WRITTEN EXERCISE >>
In the critique of Spong below, which apostle is Polycarp said to have known?

DOCUMENT SEGMENT >>
----------
If you follow his logic about the historicity of scripture, then its logical conclusion is that the Christian movement never happened, nor the centuries of Jewish faith before it-- because God never intervenes in human history, and the miraculous events around Jesus' life never happened. Therefore, Jesus could have never drawn the crowds recorded to him nor was his death of any consequence; and he was never resurrected. There was never anything remarkable about Jesus-- except the fact that some of his associates felt there was something so remarkable that they changed their whole lives and faith traditions after his death. "Something happened," says Spong, but it's "heresy" to take anything the Gospel authors wrote about about Jesus as historical, and leaves it to the reader to figure out how the early disciples convinced so many others that Jesus was someone remarkable-- because he was not the Messiah and fulfilled no prophecies.

One can imagine Spong in the first couple centuries arguing with Polycarp, who knew the Apostle John, and Josephus the Jewish historian-- or any of the disciples in Jerusalem for that matter--that there were no remarkable events surrounding Jesus' life, that there was no crowd of witnesses to Jesus' crucifixion or a claim of an empty tomb, and that everything being said about Jesus was purely symbolic code for a Jewish audience-- none of the historical events ever happened. I imagine they would have laughed at him-- arguments about Jesus in that time were quite diverse but none argued that the basic facts agreed upon about his life were fictional. Spong's account has a much lower probability than just taking the various authors at their word even on the basics. He ignores anyone's work over the last 2,000 years that might correct him errors.
----------
DATASET EXCERPTS >>
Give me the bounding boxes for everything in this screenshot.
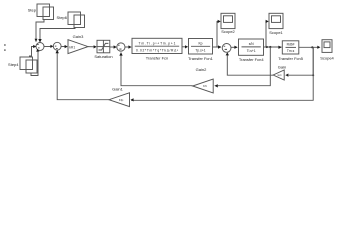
wire sum1 to sum2 <box>44 46 52 48</box>
scope Scope1 <box>269 13 283 28</box>
sum junction sum3 <box>117 43 125 51</box>
wire sum4 to transfer fcn4 <box>231 46 237 48</box>
svg-text:Transfer Fcn1: Transfer Fcn1 <box>188 56 214 61</box>
wire transfer fcn to transfer fcn1 <box>182 46 186 48</box>
arrow into sum4 left <box>218 45 221 48</box>
svg-text:Gain3: Gain3 <box>73 34 84 39</box>
svg-text:0.02*Tm*Tq*TkΔ/RΔ²: 0.02*Tm*Tq*TkΔ/RΔ² <box>136 48 179 52</box>
svg-text:Step4: Step4 <box>8 62 19 67</box>
wire gain1 to sum2 bottom <box>57 52 109 100</box>
svg-text:Step: Step <box>28 8 37 13</box>
wire gain2 to sum3 bottom <box>121 53 193 86</box>
svg-text:Saturation: Saturation <box>94 54 112 59</box>
gain kct triangle <box>273 70 284 80</box>
arrow into sum2 bottom <box>56 50 59 54</box>
wire Step6 to sum1 top <box>40 28 75 41</box>
svg-text:Tm.Ti.p²+Tm.p+1: Tm.Ti.p²+Tm.p+1 <box>139 42 176 46</box>
svg-text:Transfer Fcn5: Transfer Fcn5 <box>278 56 304 61</box>
svg-text:s/N: s/N <box>249 42 255 46</box>
annotation colon <box>4 44 5 51</box>
arrow into transfer fcn <box>128 45 131 48</box>
arrow into saturation <box>94 45 97 48</box>
wire gain3 to saturation <box>88 46 96 48</box>
arrow into scope1 <box>266 20 269 23</box>
svg-text:Ti.s+1: Ti.s+1 <box>247 49 256 53</box>
feedback wire transfer fcn4 out to gain2 <box>218 47 270 86</box>
arrow into sum3 left <box>114 45 117 48</box>
sum junction sum4 <box>222 44 231 53</box>
svg-text:Transfer Fcn: Transfer Fcn <box>146 56 169 61</box>
arrow into sum3 bottom <box>119 52 122 55</box>
arrow into sum1 left <box>33 45 36 48</box>
gain Gain1 triangle <box>109 93 130 107</box>
wire transfer fcn1 to sum4 with branch to scope2 <box>213 46 222 48</box>
feedback wire omega to gain1 <box>131 47 313 100</box>
transfer fcn1 block <box>189 39 213 55</box>
junction omega <box>311 46 313 48</box>
svg-text:RdbF: RdbF <box>287 43 295 47</box>
arrow into scope4 <box>317 46 320 49</box>
wire transfer fcn4 to transfer fcn5 with branches <box>264 46 282 48</box>
feedback wire to gain kct <box>289 47 314 75</box>
svg-text:Gain2: Gain2 <box>196 67 207 72</box>
arrow into scope2 <box>218 20 221 23</box>
arrow into gain kct <box>285 74 288 77</box>
transfer fcn5 block <box>282 41 299 54</box>
sum junction sum2 <box>53 42 61 50</box>
wire up to scope2 <box>217 22 220 48</box>
wire saturation to sum3 <box>110 46 116 48</box>
svg-text:kR1: kR1 <box>69 45 75 49</box>
saturation block <box>97 40 110 53</box>
step source Step <box>37 4 54 20</box>
arrow into transfer fcn4 <box>234 46 237 49</box>
wire transfer fcn5 to scope4 <box>299 46 318 48</box>
arrowheads <box>33 20 320 102</box>
scope Scope2 <box>221 13 235 28</box>
arrow into gain3 <box>65 45 68 48</box>
svg-text:Transfer Fcn4: Transfer Fcn4 <box>239 57 265 62</box>
arrow into sum4 bottom <box>226 52 229 55</box>
arrow into gain1 <box>131 98 134 101</box>
arrow into sum2 left <box>50 45 53 48</box>
junction to scope1 and kct feedback <box>266 46 268 48</box>
svg-text:Gain: Gain <box>278 64 286 69</box>
svg-text:Kfp: Kfp <box>119 98 124 102</box>
arrow into transfer fcn5 <box>278 46 281 49</box>
svg-text:Tp.s+1: Tp.s+1 <box>195 49 205 53</box>
svg-text:kct: kct <box>278 73 282 77</box>
transfer fcn block <box>132 38 182 53</box>
arrow into sum1 top-left <box>35 39 38 43</box>
svg-text:Scope1: Scope1 <box>269 30 283 35</box>
step source Step4 <box>20 57 37 73</box>
gain Gain2 triangle <box>193 79 214 93</box>
step source Step6 <box>68 12 85 28</box>
arrow into sum1 bottom <box>36 49 39 52</box>
arrow into gain2 <box>214 84 218 87</box>
wire sum3 to transfer fcn <box>125 46 131 48</box>
svg-text:Scope2: Scope2 <box>221 29 235 34</box>
svg-text:Kft: Kft <box>203 84 207 88</box>
svg-text:Step6: Step6 <box>57 15 68 20</box>
wire Step to sum1 top-left <box>36 20 44 41</box>
arrow into sum1 top <box>38 39 41 43</box>
wire Step4 to sum1 bottom <box>31 52 38 76</box>
svg-text:Kp: Kp <box>198 42 202 46</box>
transfer fcn4 block <box>239 39 264 55</box>
gain G ain3 triangle <box>68 40 88 54</box>
wire into sum1 left port <box>29 47 34 57</box>
arrow into transfer fcn1 <box>185 45 188 48</box>
wire sum2 to gain3 <box>61 46 67 48</box>
wire kct to sum4 bottom <box>227 55 273 76</box>
svg-text:Gain1: Gain1 <box>112 87 123 92</box>
wire up to scope1 <box>266 22 268 48</box>
scope Scope4 <box>322 40 332 53</box>
svg-text:Tm.s: Tm.s <box>287 49 295 53</box>
svg-text:Scope4: Scope4 <box>320 55 334 60</box>
sum junction sum1 <box>36 43 44 51</box>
----------
SOLUTION FOR THIS PROBLEM >>
The Apostle John.